• Extracted data
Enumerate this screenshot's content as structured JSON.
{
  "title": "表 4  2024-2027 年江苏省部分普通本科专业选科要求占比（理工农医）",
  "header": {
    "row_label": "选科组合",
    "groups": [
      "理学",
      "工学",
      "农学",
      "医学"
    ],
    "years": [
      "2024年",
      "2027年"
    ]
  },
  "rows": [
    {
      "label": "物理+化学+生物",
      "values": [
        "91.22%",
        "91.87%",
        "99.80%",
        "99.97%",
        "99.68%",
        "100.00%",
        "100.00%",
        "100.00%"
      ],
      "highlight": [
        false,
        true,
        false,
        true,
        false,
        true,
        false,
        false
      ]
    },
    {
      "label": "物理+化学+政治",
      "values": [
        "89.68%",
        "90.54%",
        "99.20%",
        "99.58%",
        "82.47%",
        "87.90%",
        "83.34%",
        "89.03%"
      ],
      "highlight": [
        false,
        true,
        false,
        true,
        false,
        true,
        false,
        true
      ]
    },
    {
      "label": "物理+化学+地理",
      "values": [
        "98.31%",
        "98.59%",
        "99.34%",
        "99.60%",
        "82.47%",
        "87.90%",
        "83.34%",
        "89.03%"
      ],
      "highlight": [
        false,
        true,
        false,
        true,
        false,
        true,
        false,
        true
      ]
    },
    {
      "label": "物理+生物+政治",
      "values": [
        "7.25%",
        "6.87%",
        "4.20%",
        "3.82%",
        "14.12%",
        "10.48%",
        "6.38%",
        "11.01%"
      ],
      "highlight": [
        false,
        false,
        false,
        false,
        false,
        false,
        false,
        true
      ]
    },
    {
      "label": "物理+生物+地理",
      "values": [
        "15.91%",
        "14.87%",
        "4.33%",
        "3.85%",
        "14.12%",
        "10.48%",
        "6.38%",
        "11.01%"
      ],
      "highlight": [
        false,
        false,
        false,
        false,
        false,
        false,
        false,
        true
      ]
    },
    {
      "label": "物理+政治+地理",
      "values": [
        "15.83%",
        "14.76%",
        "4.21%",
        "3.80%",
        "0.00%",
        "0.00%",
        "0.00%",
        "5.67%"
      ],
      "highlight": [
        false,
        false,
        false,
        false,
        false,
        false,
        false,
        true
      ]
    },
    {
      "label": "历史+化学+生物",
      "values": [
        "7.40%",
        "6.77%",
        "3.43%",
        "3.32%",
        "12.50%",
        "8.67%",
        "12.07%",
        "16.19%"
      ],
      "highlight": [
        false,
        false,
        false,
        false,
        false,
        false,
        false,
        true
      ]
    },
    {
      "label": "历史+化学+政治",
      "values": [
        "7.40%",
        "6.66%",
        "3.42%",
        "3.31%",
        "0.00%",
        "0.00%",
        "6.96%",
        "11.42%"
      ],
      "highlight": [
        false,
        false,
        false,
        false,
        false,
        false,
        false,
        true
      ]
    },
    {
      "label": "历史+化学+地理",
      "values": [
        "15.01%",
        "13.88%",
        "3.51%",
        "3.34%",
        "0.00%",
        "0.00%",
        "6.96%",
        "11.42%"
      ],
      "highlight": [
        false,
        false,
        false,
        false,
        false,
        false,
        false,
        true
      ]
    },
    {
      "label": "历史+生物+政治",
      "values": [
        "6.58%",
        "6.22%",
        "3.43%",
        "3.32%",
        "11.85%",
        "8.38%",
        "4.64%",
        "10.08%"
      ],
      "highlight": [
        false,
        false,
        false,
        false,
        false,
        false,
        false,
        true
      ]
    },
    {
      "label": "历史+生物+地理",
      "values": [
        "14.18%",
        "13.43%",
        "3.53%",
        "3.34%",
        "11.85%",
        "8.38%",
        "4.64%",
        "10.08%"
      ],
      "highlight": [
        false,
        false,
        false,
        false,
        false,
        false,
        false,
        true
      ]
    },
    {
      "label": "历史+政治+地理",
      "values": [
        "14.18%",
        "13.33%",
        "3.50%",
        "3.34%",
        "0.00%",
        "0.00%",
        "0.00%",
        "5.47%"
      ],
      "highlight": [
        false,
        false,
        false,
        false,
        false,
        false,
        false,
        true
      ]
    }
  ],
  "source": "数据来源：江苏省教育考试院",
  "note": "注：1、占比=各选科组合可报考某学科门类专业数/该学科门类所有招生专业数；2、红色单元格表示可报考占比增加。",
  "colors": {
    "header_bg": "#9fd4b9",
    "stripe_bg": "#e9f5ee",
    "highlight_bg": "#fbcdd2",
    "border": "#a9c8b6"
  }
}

• What is expected
Print the records once more, exactly as they were given.

• Task output
Enumerate this screenshot's content as structured JSON.
{
  "title": "表 4  2024-2027 年江苏省部分普通本科专业选科要求占比（理工农医）",
  "header": {
    "row_label": "选科组合",
    "groups": [
      "理学",
      "工学",
      "农学",
      "医学"
    ],
    "years": [
      "2024年",
      "2027年"
    ]
  },
  "rows": [
    {
      "label": "物理+化学+生物",
      "values": [
        "91.22%",
        "91.87%",
        "99.80%",
        "99.97%",
        "99.68%",
        "100.00%",
        "100.00%",
        "100.00%"
      ],
      "highlight": [
        false,
        true,
        false,
        true,
        false,
        true,
        false,
        false
      ]
    },
    {
      "label": "物理+化学+政治",
      "values": [
        "89.68%",
        "90.54%",
        "99.20%",
        "99.58%",
        "82.47%",
        "87.90%",
        "83.34%",
        "89.03%"
      ],
      "highlight": [
        false,
        true,
        false,
        true,
        false,
        true,
        false,
        true
      ]
    },
    {
      "label": "物理+化学+地理",
      "values": [
        "98.31%",
        "98.59%",
        "99.34%",
        "99.60%",
        "82.47%",
        "87.90%",
        "83.34%",
        "89.03%"
      ],
      "highlight": [
        false,
        true,
        false,
        true,
        false,
        true,
        false,
        true
      ]
    },
    {
      "label": "物理+生物+政治",
      "values": [
        "7.25%",
        "6.87%",
        "4.20%",
        "3.82%",
        "14.12%",
        "10.48%",
        "6.38%",
        "11.01%"
      ],
      "highlight": [
        false,
        false,
        false,
        false,
        false,
        false,
        false,
        true
      ]
    },
    {
      "label": "物理+生物+地理",
      "values": [
        "15.91%",
        "14.87%",
        "4.33%",
        "3.85%",
        "14.12%",
        "10.48%",
        "6.38%",
        "11.01%"
      ],
      "highlight": [
        false,
        false,
        false,
        false,
        false,
        false,
        false,
        true
      ]
    },
    {
      "label": "物理+政治+地理",
      "values": [
        "15.83%",
        "14.76%",
        "4.21%",
        "3.80%",
        "0.00%",
        "0.00%",
        "0.00%",
        "5.67%"
      ],
      "highlight": [
        false,
        false,
        false,
        false,
        false,
        false,
        false,
        true
      ]
    },
    {
      "label": "历史+化学+生物",
      "values": [
        "7.40%",
        "6.77%",
        "3.43%",
        "3.32%",
        "12.50%",
        "8.67%",
        "12.07%",
        "16.19%"
      ],
      "highlight": [
        false,
        false,
        false,
        false,
        false,
        false,
        false,
        true
      ]
    },
    {
      "label": "历史+化学+政治",
      "values": [
        "7.40%",
        "6.66%",
        "3.42%",
        "3.31%",
        "0.00%",
        "0.00%",
        "6.96%",
        "11.42%"
      ],
      "highlight": [
        false,
        false,
        false,
        false,
        false,
        false,
        false,
        true
      ]
    },
    {
      "label": "历史+化学+地理",
      "values": [
        "15.01%",
        "13.88%",
        "3.51%",
        "3.34%",
        "0.00%",
        "0.00%",
        "6.96%",
        "11.42%"
      ],
      "highlight": [
        false,
        false,
        false,
        false,
        false,
        false,
        false,
        true
      ]
    },
    {
      "label": "历史+生物+政治",
      "values": [
        "6.58%",
        "6.22%",
        "3.43%",
        "3.32%",
        "11.85%",
        "8.38%",
        "4.64%",
        "10.08%"
      ],
      "highlight": [
        false,
        false,
        false,
        false,
        false,
        false,
        false,
        true
      ]
    },
    {
      "label": "历史+生物+地理",
      "values": [
        "14.18%",
        "13.43%",
        "3.53%",
        "3.34%",
        "11.85%",
        "8.38%",
        "4.64%",
        "10.08%"
      ],
      "highlight": [
        false,
        false,
        false,
        false,
        false,
        false,
        false,
        true
      ]
    },
    {
      "label": "历史+政治+地理",
      "values": [
        "14.18%",
        "13.33%",
        "3.50%",
        "3.34%",
        "0.00%",
        "0.00%",
        "0.00%",
        "5.47%"
      ],
      "highlight": [
        false,
        false,
        false,
        false,
        false,
        false,
        false,
        true
      ]
    }
  ],
  "source": "数据来源：江苏省教育考试院",
  "note": "注：1、占比=各选科组合可报考某学科门类专业数/该学科门类所有招生专业数；2、红色单元格表示可报考占比增加。",
  "colors": {
    "header_bg": "#9fd4b9",
    "stripe_bg": "#e9f5ee",
    "highlight_bg": "#fbcdd2",
    "border": "#a9c8b6"
  }
}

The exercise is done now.